>>>>

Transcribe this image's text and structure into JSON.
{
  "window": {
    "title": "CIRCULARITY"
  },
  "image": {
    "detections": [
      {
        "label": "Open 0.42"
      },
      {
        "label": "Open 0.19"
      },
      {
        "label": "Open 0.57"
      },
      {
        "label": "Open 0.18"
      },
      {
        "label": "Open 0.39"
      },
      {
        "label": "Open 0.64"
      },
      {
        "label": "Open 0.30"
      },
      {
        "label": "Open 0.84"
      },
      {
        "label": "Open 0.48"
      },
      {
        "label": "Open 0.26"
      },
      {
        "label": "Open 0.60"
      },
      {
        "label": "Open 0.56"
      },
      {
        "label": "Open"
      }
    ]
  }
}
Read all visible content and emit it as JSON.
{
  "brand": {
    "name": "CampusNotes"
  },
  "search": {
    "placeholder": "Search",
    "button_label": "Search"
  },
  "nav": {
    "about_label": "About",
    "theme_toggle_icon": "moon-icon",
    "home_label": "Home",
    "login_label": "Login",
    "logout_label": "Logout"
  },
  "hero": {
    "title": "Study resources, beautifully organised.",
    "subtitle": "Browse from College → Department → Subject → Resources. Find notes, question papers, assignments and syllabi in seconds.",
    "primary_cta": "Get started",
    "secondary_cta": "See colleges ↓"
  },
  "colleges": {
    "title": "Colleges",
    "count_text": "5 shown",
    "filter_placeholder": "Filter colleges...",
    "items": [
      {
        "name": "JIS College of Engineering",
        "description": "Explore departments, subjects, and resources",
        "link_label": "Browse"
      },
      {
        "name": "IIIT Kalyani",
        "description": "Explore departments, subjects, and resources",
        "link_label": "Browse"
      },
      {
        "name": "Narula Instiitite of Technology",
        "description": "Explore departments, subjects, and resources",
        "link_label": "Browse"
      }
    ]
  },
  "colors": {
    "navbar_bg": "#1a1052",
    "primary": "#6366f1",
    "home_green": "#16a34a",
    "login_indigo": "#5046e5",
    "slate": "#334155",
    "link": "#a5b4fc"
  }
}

<<<<

▶ [WHAT THE EXERCISE ASKS] Return all of the entries exactly as written.

▶ [SOLUTION TO THE PROBLEM]
Transcribe this image's text and structure into JSON.
{
  "window": {
    "title": "CIRCULARITY"
  },
  "image": {
    "detections": [
      {
        "label": "Open 0.42"
      },
      {
        "label": "Open 0.19"
      },
      {
        "label": "Open 0.57"
      },
      {
        "label": "Open 0.18"
      },
      {
        "label": "Open 0.39"
      },
      {
        "label": "Open 0.64"
      },
      {
        "label": "Open 0.30"
      },
      {
        "label": "Open 0.84"
      },
      {
        "label": "Open 0.48"
      },
      {
        "label": "Open 0.26"
      },
      {
        "label": "Open 0.60"
      },
      {
        "label": "Open 0.56"
      },
      {
        "label": "Open"
      }
    ]
  }
}
Read all visible content and emit it as JSON.
{
  "brand": {
    "name": "CampusNotes"
  },
  "search": {
    "placeholder": "Search",
    "button_label": "Search"
  },
  "nav": {
    "about_label": "About",
    "theme_toggle_icon": "moon-icon",
    "home_label": "Home",
    "login_label": "Login",
    "logout_label": "Logout"
  },
  "hero": {
    "title": "Study resources, beautifully organised.",
    "subtitle": "Browse from College → Department → Subject → Resources. Find notes, question papers, assignments and syllabi in seconds.",
    "primary_cta": "Get started",
    "secondary_cta": "See colleges ↓"
  },
  "colleges": {
    "title": "Colleges",
    "count_text": "5 shown",
    "filter_placeholder": "Filter colleges...",
    "items": [
      {
        "name": "JIS College of Engineering",
        "description": "Explore departments, subjects, and resources",
        "link_label": "Browse"
      },
      {
        "name": "IIIT Kalyani",
        "description": "Explore departments, subjects, and resources",
        "link_label": "Browse"
      },
      {
        "name": "Narula Instiitite of Technology",
        "description": "Explore departments, subjects, and resources",
        "link_label": "Browse"
      }
    ]
  },
  "colors": {
    "navbar_bg": "#1a1052",
    "primary": "#6366f1",
    "home_green": "#16a34a",
    "login_indigo": "#5046e5",
    "slate": "#334155",
    "link": "#a5b4fc"
  }
}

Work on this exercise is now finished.